Problem details. Quote every line of the material beneath this one.

-------

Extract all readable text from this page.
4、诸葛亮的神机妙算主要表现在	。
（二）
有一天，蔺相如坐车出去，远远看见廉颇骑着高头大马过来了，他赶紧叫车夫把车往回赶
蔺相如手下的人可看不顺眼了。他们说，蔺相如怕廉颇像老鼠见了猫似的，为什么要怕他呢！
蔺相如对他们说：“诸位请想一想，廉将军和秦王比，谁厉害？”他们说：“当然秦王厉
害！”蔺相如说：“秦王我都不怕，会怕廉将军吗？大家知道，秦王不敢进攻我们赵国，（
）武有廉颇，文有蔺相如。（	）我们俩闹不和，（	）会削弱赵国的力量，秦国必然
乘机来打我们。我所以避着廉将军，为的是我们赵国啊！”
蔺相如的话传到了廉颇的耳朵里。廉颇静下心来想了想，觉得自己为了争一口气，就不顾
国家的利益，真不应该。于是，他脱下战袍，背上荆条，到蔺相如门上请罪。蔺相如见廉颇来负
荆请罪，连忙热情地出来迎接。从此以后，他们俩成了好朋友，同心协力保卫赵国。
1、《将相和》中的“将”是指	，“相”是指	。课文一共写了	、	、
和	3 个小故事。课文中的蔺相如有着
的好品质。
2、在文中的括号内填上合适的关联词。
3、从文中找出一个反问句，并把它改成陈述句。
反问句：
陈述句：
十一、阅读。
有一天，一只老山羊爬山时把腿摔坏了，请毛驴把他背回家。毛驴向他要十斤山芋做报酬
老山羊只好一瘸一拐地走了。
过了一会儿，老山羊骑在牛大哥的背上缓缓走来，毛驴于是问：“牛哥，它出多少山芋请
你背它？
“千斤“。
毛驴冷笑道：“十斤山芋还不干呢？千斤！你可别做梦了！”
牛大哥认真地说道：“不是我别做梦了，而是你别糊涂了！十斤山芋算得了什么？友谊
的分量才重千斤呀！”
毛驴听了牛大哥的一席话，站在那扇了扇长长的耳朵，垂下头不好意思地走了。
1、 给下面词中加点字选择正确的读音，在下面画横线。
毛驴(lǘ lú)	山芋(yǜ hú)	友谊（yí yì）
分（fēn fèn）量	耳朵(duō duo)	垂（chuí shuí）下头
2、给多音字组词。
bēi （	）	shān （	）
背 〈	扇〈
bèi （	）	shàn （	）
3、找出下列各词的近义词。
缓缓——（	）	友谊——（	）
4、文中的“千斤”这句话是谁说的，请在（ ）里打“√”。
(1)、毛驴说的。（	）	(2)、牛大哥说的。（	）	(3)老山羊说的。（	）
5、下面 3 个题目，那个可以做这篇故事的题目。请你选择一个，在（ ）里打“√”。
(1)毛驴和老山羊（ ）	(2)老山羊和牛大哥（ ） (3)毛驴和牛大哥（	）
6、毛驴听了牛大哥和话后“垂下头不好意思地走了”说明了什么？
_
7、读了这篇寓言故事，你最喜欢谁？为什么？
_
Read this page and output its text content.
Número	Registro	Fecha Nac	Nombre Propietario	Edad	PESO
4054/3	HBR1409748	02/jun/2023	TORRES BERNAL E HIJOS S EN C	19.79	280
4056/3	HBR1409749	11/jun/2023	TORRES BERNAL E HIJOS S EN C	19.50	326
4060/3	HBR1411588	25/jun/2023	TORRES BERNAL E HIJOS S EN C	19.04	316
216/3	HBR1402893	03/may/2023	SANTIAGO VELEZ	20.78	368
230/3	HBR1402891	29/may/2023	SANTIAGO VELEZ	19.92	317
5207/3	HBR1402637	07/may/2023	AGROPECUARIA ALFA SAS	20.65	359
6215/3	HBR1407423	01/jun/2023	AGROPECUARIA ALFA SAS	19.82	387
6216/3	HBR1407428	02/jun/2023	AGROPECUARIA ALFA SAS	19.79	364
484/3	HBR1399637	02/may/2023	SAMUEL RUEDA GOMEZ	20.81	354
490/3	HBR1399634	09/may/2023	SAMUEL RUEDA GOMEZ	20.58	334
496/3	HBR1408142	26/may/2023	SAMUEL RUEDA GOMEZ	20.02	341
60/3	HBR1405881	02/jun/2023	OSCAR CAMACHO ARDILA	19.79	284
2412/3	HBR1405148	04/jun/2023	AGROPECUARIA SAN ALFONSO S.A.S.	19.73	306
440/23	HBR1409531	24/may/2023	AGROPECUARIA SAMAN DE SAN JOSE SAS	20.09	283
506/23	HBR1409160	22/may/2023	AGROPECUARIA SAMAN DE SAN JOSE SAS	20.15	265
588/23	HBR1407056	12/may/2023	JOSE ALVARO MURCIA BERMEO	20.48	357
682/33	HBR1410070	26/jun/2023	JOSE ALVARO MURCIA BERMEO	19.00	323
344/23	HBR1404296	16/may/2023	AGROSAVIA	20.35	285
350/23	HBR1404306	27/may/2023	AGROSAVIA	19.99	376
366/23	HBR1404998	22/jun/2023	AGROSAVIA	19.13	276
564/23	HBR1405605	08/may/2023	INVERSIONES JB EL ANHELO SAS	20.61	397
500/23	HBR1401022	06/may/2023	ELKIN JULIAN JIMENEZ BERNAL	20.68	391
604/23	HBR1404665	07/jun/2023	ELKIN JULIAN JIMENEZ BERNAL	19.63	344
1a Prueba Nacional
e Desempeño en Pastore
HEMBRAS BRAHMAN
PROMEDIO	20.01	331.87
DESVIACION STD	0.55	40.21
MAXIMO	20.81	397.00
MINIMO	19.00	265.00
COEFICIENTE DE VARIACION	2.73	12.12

-------

Worked answer.
Extract all readable text from this page.
4、诸葛亮的神机妙算主要表现在	。
（二）
有一天，蔺相如坐车出去，远远看见廉颇骑着高头大马过来了，他赶紧叫车夫把车往回赶
蔺相如手下的人可看不顺眼了。他们说，蔺相如怕廉颇像老鼠见了猫似的，为什么要怕他呢！
蔺相如对他们说：“诸位请想一想，廉将军和秦王比，谁厉害？”他们说：“当然秦王厉
害！”蔺相如说：“秦王我都不怕，会怕廉将军吗？大家知道，秦王不敢进攻我们赵国，（
）武有廉颇，文有蔺相如。（	）我们俩闹不和，（	）会削弱赵国的力量，秦国必然
乘机来打我们。我所以避着廉将军，为的是我们赵国啊！”
蔺相如的话传到了廉颇的耳朵里。廉颇静下心来想了想，觉得自己为了争一口气，就不顾
国家的利益，真不应该。于是，他脱下战袍，背上荆条，到蔺相如门上请罪。蔺相如见廉颇来负
荆请罪，连忙热情地出来迎接。从此以后，他们俩成了好朋友，同心协力保卫赵国。
1、《将相和》中的“将”是指	，“相”是指	。课文一共写了	、	、
和	3 个小故事。课文中的蔺相如有着
的好品质。
2、在文中的括号内填上合适的关联词。
3、从文中找出一个反问句，并把它改成陈述句。
反问句：
陈述句：
十一、阅读。
有一天，一只老山羊爬山时把腿摔坏了，请毛驴把他背回家。毛驴向他要十斤山芋做报酬
老山羊只好一瘸一拐地走了。
过了一会儿，老山羊骑在牛大哥的背上缓缓走来，毛驴于是问：“牛哥，它出多少山芋请
你背它？
“千斤“。
毛驴冷笑道：“十斤山芋还不干呢？千斤！你可别做梦了！”
牛大哥认真地说道：“不是我别做梦了，而是你别糊涂了！十斤山芋算得了什么？友谊
的分量才重千斤呀！”
毛驴听了牛大哥的一席话，站在那扇了扇长长的耳朵，垂下头不好意思地走了。
1、 给下面词中加点字选择正确的读音，在下面画横线。
毛驴(lǘ lú)	山芋(yǜ hú)	友谊（yí yì）
分（fēn fèn）量	耳朵(duō duo)	垂（chuí shuí）下头
2、给多音字组词。
bēi （	）	shān （	）
背 〈	扇〈
bèi （	）	shàn （	）
3、找出下列各词的近义词。
缓缓——（	）	友谊——（	）
4、文中的“千斤”这句话是谁说的，请在（ ）里打“√”。
(1)、毛驴说的。（	）	(2)、牛大哥说的。（	）	(3)老山羊说的。（	）
5、下面 3 个题目，那个可以做这篇故事的题目。请你选择一个，在（ ）里打“√”。
(1)毛驴和老山羊（ ）	(2)老山羊和牛大哥（ ） (3)毛驴和牛大哥（	）
6、毛驴听了牛大哥和话后“垂下头不好意思地走了”说明了什么？
_
7、读了这篇寓言故事，你最喜欢谁？为什么？
_
Read this page and output its text content.
Número	Registro	Fecha Nac	Nombre Propietario	Edad	PESO
4054/3	HBR1409748	02/jun/2023	TORRES BERNAL E HIJOS S EN C	19.79	280
4056/3	HBR1409749	11/jun/2023	TORRES BERNAL E HIJOS S EN C	19.50	326
4060/3	HBR1411588	25/jun/2023	TORRES BERNAL E HIJOS S EN C	19.04	316
216/3	HBR1402893	03/may/2023	SANTIAGO VELEZ	20.78	368
230/3	HBR1402891	29/may/2023	SANTIAGO VELEZ	19.92	317
5207/3	HBR1402637	07/may/2023	AGROPECUARIA ALFA SAS	20.65	359
6215/3	HBR1407423	01/jun/2023	AGROPECUARIA ALFA SAS	19.82	387
6216/3	HBR1407428	02/jun/2023	AGROPECUARIA ALFA SAS	19.79	364
484/3	HBR1399637	02/may/2023	SAMUEL RUEDA GOMEZ	20.81	354
490/3	HBR1399634	09/may/2023	SAMUEL RUEDA GOMEZ	20.58	334
496/3	HBR1408142	26/may/2023	SAMUEL RUEDA GOMEZ	20.02	341
60/3	HBR1405881	02/jun/2023	OSCAR CAMACHO ARDILA	19.79	284
2412/3	HBR1405148	04/jun/2023	AGROPECUARIA SAN ALFONSO S.A.S.	19.73	306
440/23	HBR1409531	24/may/2023	AGROPECUARIA SAMAN DE SAN JOSE SAS	20.09	283
506/23	HBR1409160	22/may/2023	AGROPECUARIA SAMAN DE SAN JOSE SAS	20.15	265
588/23	HBR1407056	12/may/2023	JOSE ALVARO MURCIA BERMEO	20.48	357
682/33	HBR1410070	26/jun/2023	JOSE ALVARO MURCIA BERMEO	19.00	323
344/23	HBR1404296	16/may/2023	AGROSAVIA	20.35	285
350/23	HBR1404306	27/may/2023	AGROSAVIA	19.99	376
366/23	HBR1404998	22/jun/2023	AGROSAVIA	19.13	276
564/23	HBR1405605	08/may/2023	INVERSIONES JB EL ANHELO SAS	20.61	397
500/23	HBR1401022	06/may/2023	ELKIN JULIAN JIMENEZ BERNAL	20.68	391
604/23	HBR1404665	07/jun/2023	ELKIN JULIAN JIMENEZ BERNAL	19.63	344
1a Prueba Nacional
e Desempeño en Pastore
HEMBRAS BRAHMAN
PROMEDIO	20.01	331.87
DESVIACION STD	0.55	40.21
MAXIMO	20.81	397.00
MINIMO	19.00	265.00
COEFICIENTE DE VARIACION	2.73	12.12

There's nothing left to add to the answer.